Exercise task: List every country named in the first paragraph of the space debris passage.

Provided passage:
● ● ● ●
The Space Debris networks around the world includes facilities from other major players, such as China [13] and Russia and other spacefaring nations such as India [14,15], Iran, Brazil [16,17], Japan, or North Korea. However, most of those nations projects’ and infrastructures are linked to the military and involved in deep secrecy. It is highly probable that radio-telescopes and other related ground-based sensors support missions including intelligence collection, counterspace targeting, ballistic missile early warning, spaceflight safety, satellite anomaly resolution, and also space debris tracking [18].

In the European continent, the development of tracking radars for orbit objects’ detection has evolved for some time and nowadays there are around 50 different radio telescopes. Just to mention some that have played a relevant role in space debris and satellite detection, it is worth mentioning the German Tracking and Imaging Radar (TIRA) system, with a 34 m antenna, located near Bonn. In a monostatic configuration, it is able to detect objects of diameters down to 2 cm at 1000 km, but in a bistatic configuration, in synergy with the Effelsberg Radio Telescope of the Max Planck Institute for Radio Astronomy, which has a 100 m dish antenna, the system can detect objects down to 1 cm diameter [19,20]. The TIRA radar has been one of the most useful radars in Europe in the SST context and its accuracy and imaging capabilities, along its continued upgrades, made it a valuable asset. The Sardinia Radio Telescope (SRT) is an Italian radio telescope facility with recent radar capabilities with a 64 m antenna located in the Sardinia island, operating only since 2012. Compared to equivalently sized radars, it has a fairly good speed in azimuth and elevation tracking (0.85°/s and 0.5°/s, respectively) and is able to operate from 300 MHz up to 15 GHz. It is intended to work in a bistatic configuration, using the Flight Terminator System (FTS), about 40 km apart from the first, whose configuration is named BIRALET (BIstatic RAdar for LEo Tracking) [21]. BIRALET has been used in the context of the European SST for LEO detection, but its capabilities, namely the SRT antenna, envisage the possibility to go beyond this orbit.
● ● ● ●
Extracted data:
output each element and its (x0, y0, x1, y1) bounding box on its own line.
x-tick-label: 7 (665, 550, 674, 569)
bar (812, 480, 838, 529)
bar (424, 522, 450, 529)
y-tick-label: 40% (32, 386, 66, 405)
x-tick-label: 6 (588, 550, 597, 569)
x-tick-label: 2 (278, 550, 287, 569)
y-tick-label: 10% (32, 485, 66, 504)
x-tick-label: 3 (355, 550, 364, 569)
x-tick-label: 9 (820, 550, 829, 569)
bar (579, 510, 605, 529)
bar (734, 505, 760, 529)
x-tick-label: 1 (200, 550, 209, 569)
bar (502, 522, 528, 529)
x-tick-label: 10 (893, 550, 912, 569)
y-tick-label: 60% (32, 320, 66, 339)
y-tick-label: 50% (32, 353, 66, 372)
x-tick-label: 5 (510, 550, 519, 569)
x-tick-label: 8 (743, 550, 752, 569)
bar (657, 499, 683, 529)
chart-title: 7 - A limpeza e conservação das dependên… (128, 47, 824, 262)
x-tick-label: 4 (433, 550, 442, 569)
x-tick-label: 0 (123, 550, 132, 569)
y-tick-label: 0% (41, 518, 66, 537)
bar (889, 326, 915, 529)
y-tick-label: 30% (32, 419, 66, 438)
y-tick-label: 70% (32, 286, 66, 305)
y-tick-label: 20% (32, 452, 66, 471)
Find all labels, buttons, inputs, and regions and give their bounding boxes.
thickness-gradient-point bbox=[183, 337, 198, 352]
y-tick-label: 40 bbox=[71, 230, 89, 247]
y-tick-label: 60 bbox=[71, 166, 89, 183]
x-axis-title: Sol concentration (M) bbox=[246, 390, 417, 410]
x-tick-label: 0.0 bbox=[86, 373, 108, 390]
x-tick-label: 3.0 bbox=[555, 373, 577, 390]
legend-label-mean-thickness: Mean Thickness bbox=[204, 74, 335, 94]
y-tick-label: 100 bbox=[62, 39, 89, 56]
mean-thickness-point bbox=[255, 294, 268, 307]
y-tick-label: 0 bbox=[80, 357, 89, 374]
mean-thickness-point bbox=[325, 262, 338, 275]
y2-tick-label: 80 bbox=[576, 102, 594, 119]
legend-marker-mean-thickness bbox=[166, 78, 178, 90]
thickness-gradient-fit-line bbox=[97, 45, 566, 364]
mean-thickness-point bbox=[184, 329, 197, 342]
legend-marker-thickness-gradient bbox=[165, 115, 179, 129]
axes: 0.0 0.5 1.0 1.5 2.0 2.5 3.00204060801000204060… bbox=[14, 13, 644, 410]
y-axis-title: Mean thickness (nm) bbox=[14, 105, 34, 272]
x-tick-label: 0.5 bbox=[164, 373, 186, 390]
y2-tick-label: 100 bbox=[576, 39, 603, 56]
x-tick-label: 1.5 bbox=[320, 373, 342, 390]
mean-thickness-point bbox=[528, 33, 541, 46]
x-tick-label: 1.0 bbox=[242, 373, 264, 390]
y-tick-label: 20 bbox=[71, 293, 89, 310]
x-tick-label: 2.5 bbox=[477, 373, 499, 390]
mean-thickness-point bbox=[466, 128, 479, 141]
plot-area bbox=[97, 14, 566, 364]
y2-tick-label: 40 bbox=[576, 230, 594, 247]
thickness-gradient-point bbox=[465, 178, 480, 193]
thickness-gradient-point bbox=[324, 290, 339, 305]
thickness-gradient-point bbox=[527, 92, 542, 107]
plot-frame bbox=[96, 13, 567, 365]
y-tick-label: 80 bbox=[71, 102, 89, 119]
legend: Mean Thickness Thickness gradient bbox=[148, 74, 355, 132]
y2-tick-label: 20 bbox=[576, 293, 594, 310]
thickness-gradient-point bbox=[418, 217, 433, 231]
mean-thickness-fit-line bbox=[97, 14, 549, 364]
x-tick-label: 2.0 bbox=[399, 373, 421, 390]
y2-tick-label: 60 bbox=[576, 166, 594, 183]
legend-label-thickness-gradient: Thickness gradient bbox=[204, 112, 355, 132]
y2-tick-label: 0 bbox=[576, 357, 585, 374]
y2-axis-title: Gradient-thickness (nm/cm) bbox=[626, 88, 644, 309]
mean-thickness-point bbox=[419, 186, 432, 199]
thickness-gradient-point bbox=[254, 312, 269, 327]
● ● ● ●
Exercise output: China, Russia, India, Iran, Brazil, Japan, North Korea